Copy out the records between the lines holding "detail-label-text: Ground Track: [7,1148,94,1163]" and "map-button-f[interactable]: F [868,394,894,420]", inclusive, keeping each line unchanged.

* * * *

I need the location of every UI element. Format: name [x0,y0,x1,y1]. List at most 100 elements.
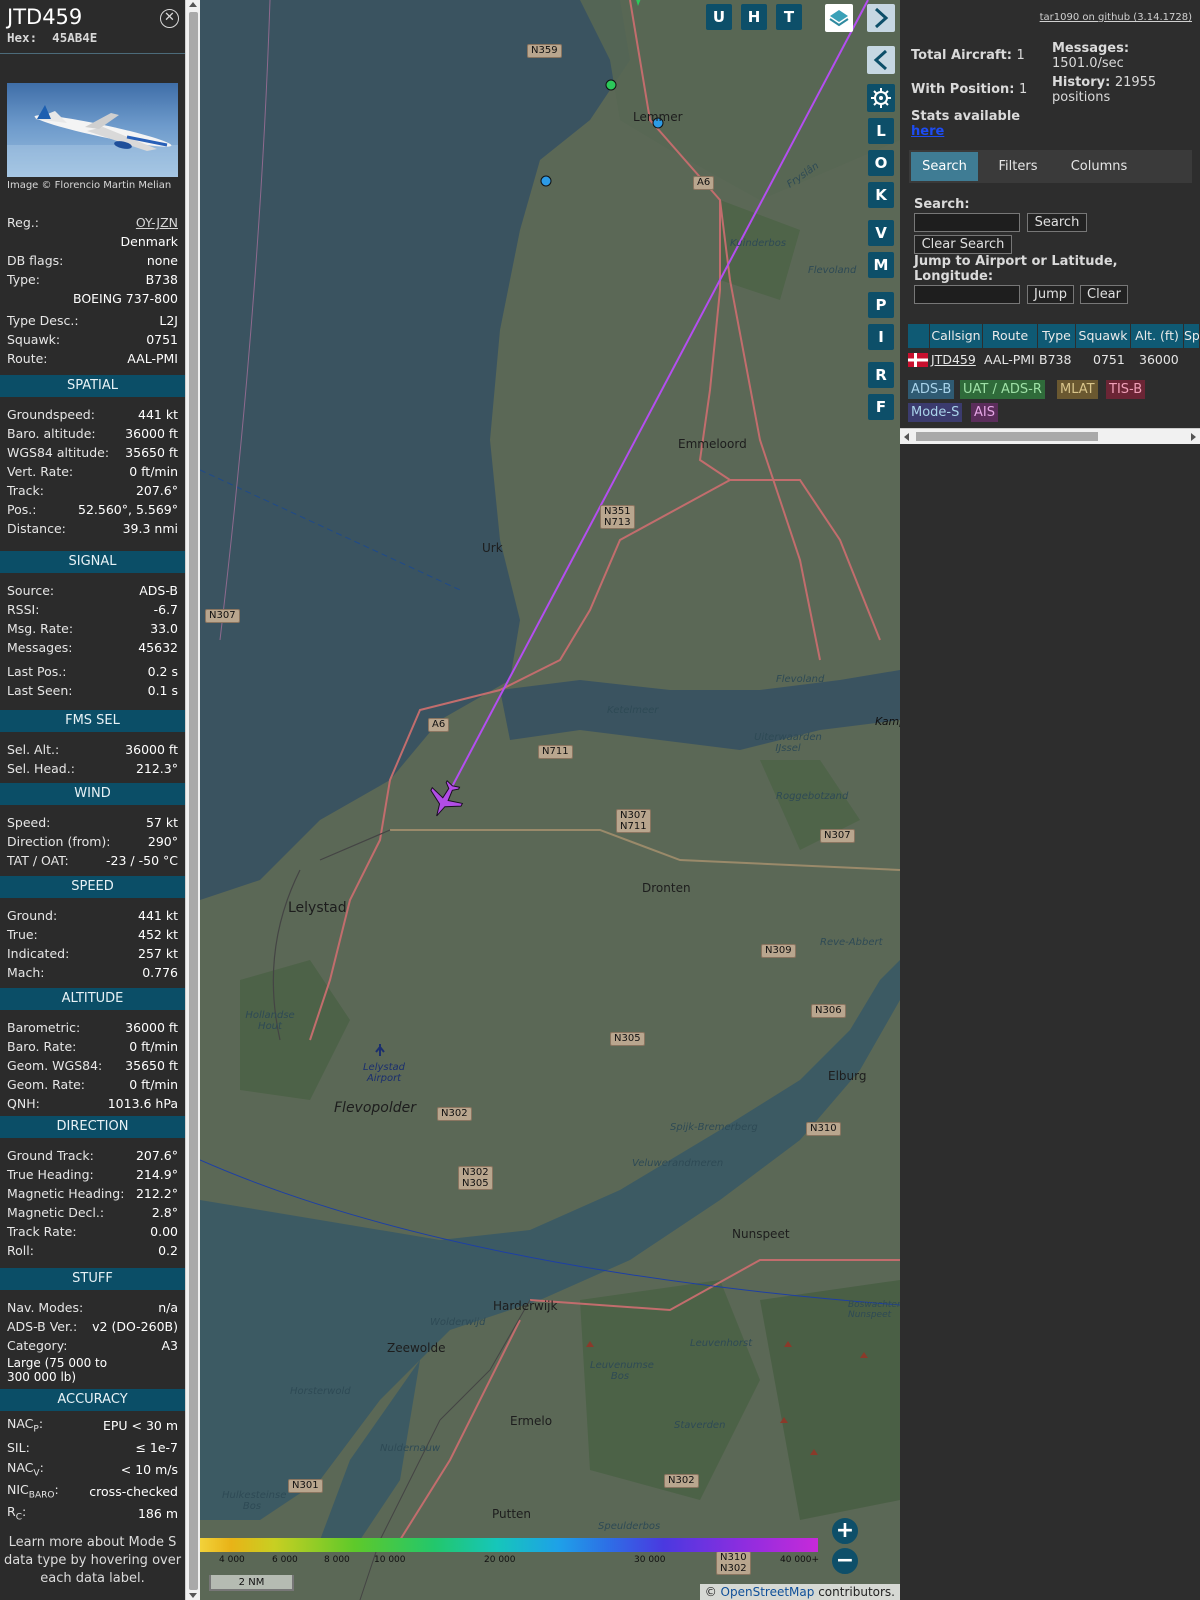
detail-label-text: Ground Track: [7,1148,94,1163]
zoom-in-button[interactable]: + [832,1518,858,1544]
scroll-up-arrow-icon[interactable] [189,2,197,7]
detail-label-colon: : [39,1460,44,1476]
map-button-l[interactable]: L [868,118,894,144]
map-button-f[interactable]: F [868,394,894,420]
detail-label: Last Pos.: [7,664,66,679]
altitude-tick-20000: 20 000 [484,1555,516,1565]
detail-value: 39.3 nmi [122,521,178,536]
detail-label: Indicated: [7,946,69,961]
road-shield-n307-west: N307 [205,609,240,623]
hscrollbar-thumb[interactable] [916,432,1098,441]
section-header-spatial: SPATIAL [0,375,185,397]
detail-value: < 10 m/s [120,1462,178,1477]
map-button-r[interactable]: R [868,362,894,388]
expand-right-chevron-icon[interactable] [867,4,895,32]
jump-input[interactable] [914,285,1020,304]
scroll-right-arrow-icon[interactable] [1191,433,1196,441]
map-scale-bar: 2 NM [209,1575,294,1591]
legend-mode-s[interactable]: Mode-S [908,403,963,422]
attribution-osm-link[interactable]: OpenStreetMap [721,1585,815,1599]
search-label: Search: [914,197,970,212]
detail-value: 0.1 s [147,683,178,698]
map-button-k[interactable]: K [868,182,894,208]
detail-label-text: Groundspeed: [7,407,95,422]
map-button-t[interactable]: T [776,4,802,30]
map-button-h[interactable]: H [741,4,767,30]
table-header-callsign[interactable]: Callsign [930,324,983,348]
map-button-o[interactable]: O [868,150,894,176]
table-horizontal-scrollbar[interactable] [900,428,1200,444]
table-header-squawk[interactable]: Squawk [1076,324,1131,348]
detail-label: NACP: [7,1416,43,1435]
legend-tis-b[interactable]: TIS-B [1106,380,1146,399]
detail-row: TAT / OAT: -23 / -50 °C [7,851,178,870]
altitude-tick-30000: 30 000 [634,1555,666,1565]
map-button-v[interactable]: V [868,220,894,246]
section-header-stuff: STUFF [0,1268,185,1290]
info-panel-scrollbar[interactable] [185,0,200,1600]
clear-button[interactable]: Clear [1080,285,1128,304]
table-header-type[interactable]: Type [1038,324,1076,348]
map-button-p[interactable]: P [868,292,894,318]
map-button-m[interactable]: M [868,252,894,278]
close-icon[interactable]: ✕ [160,9,179,28]
github-link[interactable]: tar1090 on github (3.14.1728) [1040,12,1192,23]
detail-label-text: Baro. Rate: [7,1039,77,1054]
map-label-uiterwaarden: Uiterwaarden IJssel [754,732,822,754]
clear-search-button[interactable]: Clear Search [914,235,1012,254]
altitude-color-legend [200,1538,818,1552]
map-label-veluwerandmeren: Veluwerandmeren [632,1158,724,1169]
row-callsign[interactable]: JTD459 [931,350,976,370]
aircraft-photo[interactable] [7,83,178,177]
road-shield-n307-east: N307 [820,829,855,843]
tab-filters[interactable]: Filters [986,152,1050,181]
hex-value: 45AB4E [52,30,98,45]
hex-line: Hex: 45AB4E [7,30,178,45]
legend-uat-ads-r[interactable]: UAT / ADS-R [960,380,1045,399]
jump-button[interactable]: Jump [1027,285,1074,304]
collapse-left-chevron-icon[interactable] [867,46,895,74]
table-header-speed[interactable]: Sp [1184,324,1200,348]
tab-search[interactable]: Search [911,152,978,181]
table-header-flag[interactable] [908,324,930,348]
registration-link[interactable]: OY-JZN [136,215,178,230]
legend-ais[interactable]: AIS [971,403,998,422]
road-shield-n307-n711: N307 N711 [616,809,651,833]
total-aircraft-label: Total Aircraft: [911,48,1012,63]
detail-row: Ground: 441 kt [7,906,178,925]
detail-label: Baro. Rate: [7,1039,76,1054]
detail-label-text: Msg. Rate: [7,621,74,636]
detail-label-text: Indicated: [7,946,70,961]
detail-label-text: Last Seen: [7,683,73,698]
detail-row: Indicated: 257 kt [7,944,178,963]
history-stat: History: 21955 positions [1052,75,1192,105]
search-input[interactable] [914,213,1020,232]
scrollbar-thumb[interactable] [189,12,198,1590]
road-shield-n301: N301 [288,1479,323,1493]
detail-label-colon: : [21,1504,27,1520]
scroll-down-arrow-icon[interactable] [189,1593,197,1598]
tab-columns[interactable]: Columns [1058,152,1140,181]
detail-label-text: Sel. Head.: [7,761,75,776]
attribution-suffix: contributors. [814,1585,895,1599]
scroll-left-arrow-icon[interactable] [904,433,909,441]
settings-gear-icon[interactable] [867,84,895,112]
mode-s-help-note: Learn more about Mode S data type by hov… [3,1535,182,1586]
map-view[interactable]: Lemmer Emmeloord Urk Lelystad Dronten Ke… [200,0,900,1600]
stats-here-link[interactable]: here [911,124,944,139]
map-button-i[interactable]: I [868,324,894,350]
zoom-out-button[interactable]: − [832,1548,858,1574]
detail-label: True Heading: [7,1167,94,1182]
table-header-altitude[interactable]: Alt. (ft) [1131,324,1184,348]
detail-row: Baro. altitude: 36000 ft [7,424,178,443]
detail-label: TAT / OAT: [7,853,69,868]
detail-row: Type: B738 [7,270,178,289]
search-button[interactable]: Search [1027,213,1087,232]
map-button-u[interactable]: U [706,4,732,30]
legend-ads-b[interactable]: ADS-B [908,380,955,399]
detail-value: 35650 ft [125,445,178,460]
detail-label-text: Messages: [7,640,73,655]
table-header-route[interactable]: Route [983,324,1038,348]
layers-icon[interactable] [825,4,853,32]
legend-mlat[interactable]: MLAT [1057,380,1098,399]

* * * *

Correct answer —
detail-label-text: Ground Track: [7,1148,94,1163]
zoom-in-button[interactable]: + [832,1518,858,1544]
scroll-up-arrow-icon[interactable] [189,2,197,7]
detail-label-colon: : [39,1460,44,1476]
map-button-l[interactable]: L [868,118,894,144]
map-button-f[interactable]: F [868,394,894,420]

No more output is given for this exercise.